> [Extracted material]:
++++++++++++++++++++

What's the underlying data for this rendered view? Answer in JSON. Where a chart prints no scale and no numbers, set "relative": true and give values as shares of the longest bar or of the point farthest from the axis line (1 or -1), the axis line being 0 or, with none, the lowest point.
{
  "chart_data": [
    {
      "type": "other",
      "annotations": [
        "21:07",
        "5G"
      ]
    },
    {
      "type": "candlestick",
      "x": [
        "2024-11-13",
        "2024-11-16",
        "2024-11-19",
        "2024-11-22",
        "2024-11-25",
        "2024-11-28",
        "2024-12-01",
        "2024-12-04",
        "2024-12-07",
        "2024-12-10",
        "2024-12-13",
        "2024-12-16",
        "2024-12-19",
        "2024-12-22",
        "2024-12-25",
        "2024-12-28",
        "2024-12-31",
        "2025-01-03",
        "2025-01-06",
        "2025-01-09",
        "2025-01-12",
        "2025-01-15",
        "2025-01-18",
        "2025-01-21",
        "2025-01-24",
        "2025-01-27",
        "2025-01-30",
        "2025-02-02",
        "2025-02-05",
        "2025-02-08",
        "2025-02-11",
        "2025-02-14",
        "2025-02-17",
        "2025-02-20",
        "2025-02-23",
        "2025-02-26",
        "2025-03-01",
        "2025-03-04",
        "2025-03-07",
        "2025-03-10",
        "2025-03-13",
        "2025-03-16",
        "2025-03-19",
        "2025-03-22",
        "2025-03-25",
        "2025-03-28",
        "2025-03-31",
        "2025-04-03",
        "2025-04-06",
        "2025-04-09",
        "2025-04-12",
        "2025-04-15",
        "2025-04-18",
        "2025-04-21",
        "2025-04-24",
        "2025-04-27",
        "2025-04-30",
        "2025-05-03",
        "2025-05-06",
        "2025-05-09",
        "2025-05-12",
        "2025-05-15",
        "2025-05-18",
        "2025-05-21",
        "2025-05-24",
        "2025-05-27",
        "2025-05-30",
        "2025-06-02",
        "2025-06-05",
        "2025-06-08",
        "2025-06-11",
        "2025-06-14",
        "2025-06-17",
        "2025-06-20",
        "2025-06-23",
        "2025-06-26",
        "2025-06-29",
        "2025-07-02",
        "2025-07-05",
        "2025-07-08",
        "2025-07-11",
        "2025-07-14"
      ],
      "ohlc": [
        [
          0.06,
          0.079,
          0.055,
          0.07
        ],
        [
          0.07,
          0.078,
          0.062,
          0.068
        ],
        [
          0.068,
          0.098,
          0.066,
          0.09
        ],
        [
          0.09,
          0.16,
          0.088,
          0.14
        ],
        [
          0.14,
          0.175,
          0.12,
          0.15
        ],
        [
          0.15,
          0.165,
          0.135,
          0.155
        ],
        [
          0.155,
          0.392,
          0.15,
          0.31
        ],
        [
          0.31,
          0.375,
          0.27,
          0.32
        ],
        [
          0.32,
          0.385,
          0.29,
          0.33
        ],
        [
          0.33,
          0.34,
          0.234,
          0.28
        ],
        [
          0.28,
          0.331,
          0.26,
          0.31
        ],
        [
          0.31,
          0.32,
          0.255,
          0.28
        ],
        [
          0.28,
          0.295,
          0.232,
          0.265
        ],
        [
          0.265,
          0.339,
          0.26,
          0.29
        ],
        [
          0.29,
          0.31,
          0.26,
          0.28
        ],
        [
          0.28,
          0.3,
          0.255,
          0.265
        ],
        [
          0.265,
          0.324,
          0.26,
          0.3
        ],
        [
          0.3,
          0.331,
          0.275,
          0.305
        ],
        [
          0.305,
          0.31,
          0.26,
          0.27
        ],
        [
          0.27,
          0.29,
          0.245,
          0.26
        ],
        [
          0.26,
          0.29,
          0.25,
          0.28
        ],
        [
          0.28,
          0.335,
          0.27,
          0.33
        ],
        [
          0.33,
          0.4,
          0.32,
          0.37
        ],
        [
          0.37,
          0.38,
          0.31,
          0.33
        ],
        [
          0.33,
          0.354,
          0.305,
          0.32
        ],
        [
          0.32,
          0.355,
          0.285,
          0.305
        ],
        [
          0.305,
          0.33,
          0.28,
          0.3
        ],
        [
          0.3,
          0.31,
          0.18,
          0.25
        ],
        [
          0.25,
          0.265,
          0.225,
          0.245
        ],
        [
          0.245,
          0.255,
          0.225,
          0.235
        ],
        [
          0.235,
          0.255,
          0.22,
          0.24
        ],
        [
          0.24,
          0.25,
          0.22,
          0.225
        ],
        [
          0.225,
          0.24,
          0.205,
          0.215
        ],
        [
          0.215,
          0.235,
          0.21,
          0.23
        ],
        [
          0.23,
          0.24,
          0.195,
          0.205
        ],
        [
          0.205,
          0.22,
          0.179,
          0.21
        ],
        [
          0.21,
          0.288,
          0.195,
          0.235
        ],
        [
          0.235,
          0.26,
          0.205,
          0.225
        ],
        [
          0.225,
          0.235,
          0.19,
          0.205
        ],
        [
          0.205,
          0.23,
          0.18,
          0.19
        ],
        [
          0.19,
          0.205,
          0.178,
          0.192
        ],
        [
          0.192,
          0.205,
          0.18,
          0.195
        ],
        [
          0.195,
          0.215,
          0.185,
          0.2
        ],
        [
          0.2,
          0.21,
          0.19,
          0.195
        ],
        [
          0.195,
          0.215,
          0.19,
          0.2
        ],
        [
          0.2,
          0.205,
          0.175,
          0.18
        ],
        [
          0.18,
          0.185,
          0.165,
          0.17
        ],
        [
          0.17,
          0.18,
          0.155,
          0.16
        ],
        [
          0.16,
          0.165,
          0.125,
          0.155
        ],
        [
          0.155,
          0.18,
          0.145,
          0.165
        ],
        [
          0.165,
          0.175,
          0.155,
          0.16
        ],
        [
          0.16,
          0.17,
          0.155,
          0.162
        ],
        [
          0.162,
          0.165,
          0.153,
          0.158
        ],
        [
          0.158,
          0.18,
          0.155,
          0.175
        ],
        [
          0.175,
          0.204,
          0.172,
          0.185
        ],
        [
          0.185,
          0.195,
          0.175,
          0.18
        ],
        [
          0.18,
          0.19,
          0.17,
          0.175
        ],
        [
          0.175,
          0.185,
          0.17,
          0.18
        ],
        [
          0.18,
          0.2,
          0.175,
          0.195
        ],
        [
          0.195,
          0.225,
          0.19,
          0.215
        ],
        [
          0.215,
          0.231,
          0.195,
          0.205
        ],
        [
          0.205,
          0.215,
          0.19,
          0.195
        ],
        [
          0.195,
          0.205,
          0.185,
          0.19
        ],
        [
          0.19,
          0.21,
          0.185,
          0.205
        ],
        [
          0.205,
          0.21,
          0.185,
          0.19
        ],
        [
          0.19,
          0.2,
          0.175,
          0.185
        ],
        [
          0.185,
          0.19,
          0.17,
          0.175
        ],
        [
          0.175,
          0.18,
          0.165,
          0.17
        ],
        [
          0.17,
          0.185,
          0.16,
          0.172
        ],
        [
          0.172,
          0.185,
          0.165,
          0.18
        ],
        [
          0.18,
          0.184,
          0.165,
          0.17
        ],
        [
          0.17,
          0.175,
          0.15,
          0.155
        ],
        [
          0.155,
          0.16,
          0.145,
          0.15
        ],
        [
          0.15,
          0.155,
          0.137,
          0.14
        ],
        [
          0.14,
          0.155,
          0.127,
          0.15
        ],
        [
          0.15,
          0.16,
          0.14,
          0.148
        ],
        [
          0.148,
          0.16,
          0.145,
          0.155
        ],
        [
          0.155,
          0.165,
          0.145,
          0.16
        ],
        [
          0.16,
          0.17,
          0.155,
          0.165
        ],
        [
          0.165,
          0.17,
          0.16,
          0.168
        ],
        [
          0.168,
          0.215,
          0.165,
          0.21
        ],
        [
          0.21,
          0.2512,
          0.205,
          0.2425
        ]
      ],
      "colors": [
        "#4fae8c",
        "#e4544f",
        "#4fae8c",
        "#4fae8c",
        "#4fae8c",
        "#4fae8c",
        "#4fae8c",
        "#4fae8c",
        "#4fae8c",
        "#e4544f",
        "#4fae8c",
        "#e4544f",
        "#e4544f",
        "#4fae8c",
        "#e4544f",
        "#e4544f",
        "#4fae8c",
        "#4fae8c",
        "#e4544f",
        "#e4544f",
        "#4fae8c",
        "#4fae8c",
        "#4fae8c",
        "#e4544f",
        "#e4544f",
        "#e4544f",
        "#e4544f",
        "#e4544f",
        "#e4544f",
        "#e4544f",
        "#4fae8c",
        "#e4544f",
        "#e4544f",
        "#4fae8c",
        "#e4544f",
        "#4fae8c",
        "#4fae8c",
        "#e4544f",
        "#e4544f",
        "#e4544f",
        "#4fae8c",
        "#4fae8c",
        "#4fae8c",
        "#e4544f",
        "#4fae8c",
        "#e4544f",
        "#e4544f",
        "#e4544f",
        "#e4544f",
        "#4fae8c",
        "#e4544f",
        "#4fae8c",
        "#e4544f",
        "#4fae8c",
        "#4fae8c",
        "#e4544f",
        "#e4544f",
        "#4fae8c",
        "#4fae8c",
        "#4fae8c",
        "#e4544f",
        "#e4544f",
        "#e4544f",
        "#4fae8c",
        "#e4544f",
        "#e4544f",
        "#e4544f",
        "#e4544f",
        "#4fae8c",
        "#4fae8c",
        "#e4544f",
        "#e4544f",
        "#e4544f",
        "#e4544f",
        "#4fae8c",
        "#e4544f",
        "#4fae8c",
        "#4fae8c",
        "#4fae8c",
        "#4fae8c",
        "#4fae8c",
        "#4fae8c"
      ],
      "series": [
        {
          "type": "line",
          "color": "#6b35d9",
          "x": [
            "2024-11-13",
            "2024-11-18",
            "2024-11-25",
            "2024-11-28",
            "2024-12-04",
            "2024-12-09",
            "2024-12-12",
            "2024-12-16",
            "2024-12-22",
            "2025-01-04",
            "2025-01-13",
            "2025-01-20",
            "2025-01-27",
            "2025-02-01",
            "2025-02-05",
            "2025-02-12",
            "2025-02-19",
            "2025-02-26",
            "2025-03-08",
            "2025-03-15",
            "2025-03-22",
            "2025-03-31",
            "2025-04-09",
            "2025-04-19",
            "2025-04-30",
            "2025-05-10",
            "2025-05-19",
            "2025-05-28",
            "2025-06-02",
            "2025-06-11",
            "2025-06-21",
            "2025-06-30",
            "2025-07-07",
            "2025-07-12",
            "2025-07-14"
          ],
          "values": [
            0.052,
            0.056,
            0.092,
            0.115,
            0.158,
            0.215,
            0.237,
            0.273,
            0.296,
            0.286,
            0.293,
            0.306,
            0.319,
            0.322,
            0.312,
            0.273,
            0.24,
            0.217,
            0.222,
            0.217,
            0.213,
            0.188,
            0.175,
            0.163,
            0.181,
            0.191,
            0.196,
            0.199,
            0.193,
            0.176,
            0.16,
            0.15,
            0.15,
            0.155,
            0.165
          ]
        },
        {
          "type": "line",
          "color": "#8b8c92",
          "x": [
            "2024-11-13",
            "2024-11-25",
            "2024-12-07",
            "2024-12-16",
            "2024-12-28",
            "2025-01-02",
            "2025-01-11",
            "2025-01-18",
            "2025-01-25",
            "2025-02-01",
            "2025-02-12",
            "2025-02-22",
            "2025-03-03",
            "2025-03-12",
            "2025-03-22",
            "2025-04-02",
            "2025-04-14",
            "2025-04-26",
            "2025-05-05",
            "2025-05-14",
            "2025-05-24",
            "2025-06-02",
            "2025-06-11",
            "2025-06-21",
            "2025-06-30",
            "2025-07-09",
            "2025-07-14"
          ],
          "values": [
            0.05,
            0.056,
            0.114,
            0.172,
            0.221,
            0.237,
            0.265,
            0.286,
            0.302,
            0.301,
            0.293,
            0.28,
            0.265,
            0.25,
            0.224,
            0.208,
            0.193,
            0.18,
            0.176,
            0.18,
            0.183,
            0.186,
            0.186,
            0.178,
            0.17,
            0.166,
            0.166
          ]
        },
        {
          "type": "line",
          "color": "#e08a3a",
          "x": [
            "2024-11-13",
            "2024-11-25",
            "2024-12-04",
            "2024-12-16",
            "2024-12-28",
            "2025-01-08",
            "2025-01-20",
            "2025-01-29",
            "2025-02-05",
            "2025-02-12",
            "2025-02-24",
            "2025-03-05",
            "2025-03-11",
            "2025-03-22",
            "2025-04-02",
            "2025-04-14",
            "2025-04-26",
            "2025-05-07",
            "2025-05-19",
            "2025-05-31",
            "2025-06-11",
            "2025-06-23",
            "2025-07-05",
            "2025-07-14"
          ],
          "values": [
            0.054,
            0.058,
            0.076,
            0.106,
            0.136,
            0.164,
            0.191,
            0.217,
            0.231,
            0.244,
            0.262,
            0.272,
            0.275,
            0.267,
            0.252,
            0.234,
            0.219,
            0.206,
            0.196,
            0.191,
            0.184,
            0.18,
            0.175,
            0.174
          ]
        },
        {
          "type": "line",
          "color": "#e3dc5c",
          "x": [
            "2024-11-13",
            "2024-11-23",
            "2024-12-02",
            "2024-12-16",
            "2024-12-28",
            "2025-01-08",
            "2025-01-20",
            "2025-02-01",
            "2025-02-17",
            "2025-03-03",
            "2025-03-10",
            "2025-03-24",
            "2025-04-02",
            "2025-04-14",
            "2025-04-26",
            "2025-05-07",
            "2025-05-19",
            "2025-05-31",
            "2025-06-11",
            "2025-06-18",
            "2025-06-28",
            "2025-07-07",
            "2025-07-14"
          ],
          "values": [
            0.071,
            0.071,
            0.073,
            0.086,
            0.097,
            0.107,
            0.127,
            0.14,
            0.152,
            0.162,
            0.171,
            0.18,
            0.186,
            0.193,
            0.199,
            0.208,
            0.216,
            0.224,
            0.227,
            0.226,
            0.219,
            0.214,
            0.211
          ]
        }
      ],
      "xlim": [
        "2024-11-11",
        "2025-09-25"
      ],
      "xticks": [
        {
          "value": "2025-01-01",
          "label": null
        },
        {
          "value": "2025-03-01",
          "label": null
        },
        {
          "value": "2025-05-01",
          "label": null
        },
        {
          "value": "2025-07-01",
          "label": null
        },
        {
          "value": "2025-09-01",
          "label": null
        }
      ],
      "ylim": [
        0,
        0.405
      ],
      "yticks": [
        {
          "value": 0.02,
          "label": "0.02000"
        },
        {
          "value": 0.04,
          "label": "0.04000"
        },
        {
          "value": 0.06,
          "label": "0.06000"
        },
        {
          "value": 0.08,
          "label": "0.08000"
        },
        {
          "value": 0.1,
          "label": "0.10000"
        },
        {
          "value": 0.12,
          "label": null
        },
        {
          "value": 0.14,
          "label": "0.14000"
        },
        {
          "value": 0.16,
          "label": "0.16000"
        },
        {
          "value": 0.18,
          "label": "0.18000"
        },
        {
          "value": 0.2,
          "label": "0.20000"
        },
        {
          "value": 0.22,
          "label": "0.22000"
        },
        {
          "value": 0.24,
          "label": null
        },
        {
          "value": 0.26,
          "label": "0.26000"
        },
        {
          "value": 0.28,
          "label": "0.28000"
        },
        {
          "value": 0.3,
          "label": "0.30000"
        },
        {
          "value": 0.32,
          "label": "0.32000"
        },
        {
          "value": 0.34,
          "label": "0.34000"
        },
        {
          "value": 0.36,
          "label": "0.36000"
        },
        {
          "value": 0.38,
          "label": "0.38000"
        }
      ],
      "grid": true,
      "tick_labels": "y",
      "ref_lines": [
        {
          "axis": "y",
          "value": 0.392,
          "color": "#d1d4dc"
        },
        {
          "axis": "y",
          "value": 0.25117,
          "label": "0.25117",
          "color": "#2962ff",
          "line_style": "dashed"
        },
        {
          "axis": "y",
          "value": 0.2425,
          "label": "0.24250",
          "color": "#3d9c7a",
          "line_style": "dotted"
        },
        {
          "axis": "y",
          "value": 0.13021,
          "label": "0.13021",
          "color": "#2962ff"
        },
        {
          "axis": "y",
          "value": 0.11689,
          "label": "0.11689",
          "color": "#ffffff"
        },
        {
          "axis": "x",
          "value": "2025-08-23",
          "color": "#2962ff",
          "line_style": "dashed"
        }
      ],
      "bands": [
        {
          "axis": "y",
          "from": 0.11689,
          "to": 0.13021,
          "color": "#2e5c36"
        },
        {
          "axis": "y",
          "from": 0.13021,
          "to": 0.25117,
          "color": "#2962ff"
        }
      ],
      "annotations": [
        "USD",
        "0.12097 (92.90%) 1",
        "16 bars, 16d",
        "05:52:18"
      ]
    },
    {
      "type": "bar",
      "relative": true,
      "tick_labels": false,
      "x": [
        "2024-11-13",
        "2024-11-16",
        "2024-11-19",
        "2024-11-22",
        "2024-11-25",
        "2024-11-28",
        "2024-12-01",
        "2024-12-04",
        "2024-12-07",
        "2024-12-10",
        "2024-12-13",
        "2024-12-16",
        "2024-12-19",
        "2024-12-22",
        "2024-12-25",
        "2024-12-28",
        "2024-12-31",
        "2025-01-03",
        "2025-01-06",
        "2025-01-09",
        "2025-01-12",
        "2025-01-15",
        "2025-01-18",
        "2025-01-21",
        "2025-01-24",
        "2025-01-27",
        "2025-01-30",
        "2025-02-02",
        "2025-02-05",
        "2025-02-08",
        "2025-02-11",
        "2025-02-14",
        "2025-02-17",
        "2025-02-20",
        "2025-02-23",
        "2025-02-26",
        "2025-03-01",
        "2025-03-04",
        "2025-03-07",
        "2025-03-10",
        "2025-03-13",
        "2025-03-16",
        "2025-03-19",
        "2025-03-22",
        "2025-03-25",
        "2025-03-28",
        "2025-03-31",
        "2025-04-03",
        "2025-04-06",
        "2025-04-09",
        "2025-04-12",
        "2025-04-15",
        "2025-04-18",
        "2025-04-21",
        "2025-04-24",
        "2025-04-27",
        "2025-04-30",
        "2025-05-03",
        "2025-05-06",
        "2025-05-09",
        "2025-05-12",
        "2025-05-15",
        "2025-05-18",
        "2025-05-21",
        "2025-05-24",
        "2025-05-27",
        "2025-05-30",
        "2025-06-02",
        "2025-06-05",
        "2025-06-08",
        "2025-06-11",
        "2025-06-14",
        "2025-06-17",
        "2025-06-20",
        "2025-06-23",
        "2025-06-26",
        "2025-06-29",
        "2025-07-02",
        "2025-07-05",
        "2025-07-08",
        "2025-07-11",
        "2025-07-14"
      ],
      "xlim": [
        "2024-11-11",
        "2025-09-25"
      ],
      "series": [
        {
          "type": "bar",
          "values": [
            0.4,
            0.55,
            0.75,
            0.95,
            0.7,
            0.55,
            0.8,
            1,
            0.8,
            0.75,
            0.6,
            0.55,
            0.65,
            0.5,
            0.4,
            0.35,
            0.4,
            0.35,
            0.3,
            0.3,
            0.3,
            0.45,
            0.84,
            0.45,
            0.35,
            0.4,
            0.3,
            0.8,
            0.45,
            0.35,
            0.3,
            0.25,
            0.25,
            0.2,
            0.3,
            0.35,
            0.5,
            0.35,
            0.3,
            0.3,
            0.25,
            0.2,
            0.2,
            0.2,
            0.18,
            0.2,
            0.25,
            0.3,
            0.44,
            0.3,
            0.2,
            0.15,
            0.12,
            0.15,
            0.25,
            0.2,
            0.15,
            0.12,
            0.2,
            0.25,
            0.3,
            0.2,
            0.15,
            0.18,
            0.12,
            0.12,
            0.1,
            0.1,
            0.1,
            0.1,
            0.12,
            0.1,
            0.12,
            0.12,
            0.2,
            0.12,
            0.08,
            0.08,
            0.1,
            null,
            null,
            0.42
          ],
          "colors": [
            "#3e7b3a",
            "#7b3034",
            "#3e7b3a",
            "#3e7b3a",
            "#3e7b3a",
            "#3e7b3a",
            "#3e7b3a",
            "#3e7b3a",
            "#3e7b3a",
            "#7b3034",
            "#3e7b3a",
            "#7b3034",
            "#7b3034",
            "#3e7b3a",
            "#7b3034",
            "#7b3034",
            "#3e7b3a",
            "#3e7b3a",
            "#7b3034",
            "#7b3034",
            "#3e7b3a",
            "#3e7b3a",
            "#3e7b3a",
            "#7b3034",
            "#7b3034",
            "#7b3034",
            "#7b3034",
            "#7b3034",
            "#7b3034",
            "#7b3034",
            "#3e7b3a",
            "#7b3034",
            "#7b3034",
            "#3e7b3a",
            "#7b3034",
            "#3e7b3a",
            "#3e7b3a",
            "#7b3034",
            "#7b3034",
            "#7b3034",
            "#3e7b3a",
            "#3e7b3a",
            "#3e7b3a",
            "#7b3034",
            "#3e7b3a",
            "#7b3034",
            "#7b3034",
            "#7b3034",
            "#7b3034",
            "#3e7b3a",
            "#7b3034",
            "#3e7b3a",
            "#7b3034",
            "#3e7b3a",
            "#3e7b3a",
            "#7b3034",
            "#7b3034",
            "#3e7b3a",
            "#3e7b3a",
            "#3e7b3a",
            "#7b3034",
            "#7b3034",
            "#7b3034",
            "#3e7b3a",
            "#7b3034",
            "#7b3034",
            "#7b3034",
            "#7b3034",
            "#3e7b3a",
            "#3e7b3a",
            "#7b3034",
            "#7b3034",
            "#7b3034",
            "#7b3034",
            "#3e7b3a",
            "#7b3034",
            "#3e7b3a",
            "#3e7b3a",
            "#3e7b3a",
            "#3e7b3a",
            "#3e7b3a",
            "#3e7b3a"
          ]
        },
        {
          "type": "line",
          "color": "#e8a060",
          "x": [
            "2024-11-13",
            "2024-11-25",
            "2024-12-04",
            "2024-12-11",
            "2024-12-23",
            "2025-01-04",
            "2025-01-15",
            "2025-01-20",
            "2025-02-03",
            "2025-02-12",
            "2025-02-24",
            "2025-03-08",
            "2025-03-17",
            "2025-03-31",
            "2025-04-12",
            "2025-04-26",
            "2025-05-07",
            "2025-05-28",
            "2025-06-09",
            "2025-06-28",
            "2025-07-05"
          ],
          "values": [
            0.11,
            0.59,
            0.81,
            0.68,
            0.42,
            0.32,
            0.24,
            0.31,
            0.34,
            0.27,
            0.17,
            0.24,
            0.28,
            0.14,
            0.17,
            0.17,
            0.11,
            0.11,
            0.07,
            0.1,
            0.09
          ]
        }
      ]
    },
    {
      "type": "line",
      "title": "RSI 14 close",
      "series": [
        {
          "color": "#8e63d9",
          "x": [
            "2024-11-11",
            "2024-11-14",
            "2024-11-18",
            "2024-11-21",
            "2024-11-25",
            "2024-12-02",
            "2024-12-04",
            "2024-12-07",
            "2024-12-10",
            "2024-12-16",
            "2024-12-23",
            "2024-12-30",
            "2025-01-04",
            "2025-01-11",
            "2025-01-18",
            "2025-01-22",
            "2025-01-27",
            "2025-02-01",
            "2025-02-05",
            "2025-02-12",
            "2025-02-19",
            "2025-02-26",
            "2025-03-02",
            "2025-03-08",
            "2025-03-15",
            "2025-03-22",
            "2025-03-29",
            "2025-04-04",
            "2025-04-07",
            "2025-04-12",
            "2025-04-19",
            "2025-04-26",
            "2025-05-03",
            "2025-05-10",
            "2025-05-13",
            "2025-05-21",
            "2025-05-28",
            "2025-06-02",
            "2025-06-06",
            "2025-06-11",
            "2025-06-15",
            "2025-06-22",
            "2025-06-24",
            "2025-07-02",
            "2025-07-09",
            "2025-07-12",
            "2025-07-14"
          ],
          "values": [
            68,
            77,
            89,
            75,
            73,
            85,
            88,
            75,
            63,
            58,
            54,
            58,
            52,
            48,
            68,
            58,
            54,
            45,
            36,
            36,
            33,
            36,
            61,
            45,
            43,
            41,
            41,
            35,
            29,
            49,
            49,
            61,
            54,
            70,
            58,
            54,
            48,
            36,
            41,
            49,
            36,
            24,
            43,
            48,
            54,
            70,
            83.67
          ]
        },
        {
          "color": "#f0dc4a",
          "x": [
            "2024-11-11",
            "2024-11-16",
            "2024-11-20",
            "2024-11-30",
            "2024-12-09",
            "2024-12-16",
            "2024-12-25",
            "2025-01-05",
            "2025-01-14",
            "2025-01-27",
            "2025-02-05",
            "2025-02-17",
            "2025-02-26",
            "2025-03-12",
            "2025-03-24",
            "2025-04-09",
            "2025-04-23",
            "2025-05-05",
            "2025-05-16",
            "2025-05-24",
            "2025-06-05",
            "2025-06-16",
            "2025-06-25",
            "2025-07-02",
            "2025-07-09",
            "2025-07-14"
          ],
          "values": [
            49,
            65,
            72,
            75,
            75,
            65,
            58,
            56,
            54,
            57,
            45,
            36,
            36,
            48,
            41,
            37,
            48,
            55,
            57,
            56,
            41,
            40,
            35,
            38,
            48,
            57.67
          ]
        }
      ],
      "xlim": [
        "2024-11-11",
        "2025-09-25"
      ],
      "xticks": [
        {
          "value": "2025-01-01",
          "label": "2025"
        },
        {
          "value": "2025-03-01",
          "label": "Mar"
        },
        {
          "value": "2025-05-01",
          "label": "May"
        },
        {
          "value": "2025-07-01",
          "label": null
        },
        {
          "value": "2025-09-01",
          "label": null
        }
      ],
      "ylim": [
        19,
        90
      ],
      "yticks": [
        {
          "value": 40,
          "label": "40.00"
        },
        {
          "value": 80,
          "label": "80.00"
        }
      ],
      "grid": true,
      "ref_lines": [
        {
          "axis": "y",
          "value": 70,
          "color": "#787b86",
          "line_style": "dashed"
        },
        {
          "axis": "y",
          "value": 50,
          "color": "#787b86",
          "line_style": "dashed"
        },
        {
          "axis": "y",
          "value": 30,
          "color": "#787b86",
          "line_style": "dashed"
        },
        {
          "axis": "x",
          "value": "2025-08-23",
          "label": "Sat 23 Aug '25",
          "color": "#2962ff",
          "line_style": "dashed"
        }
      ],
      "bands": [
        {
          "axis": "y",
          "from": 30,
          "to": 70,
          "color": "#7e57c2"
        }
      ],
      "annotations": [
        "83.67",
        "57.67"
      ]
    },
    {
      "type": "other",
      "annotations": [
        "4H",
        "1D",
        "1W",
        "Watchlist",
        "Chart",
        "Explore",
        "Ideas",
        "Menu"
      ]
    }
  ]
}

++++++++++++++++++++

Report how many lines in this data include the string "relative", and nothing else.

2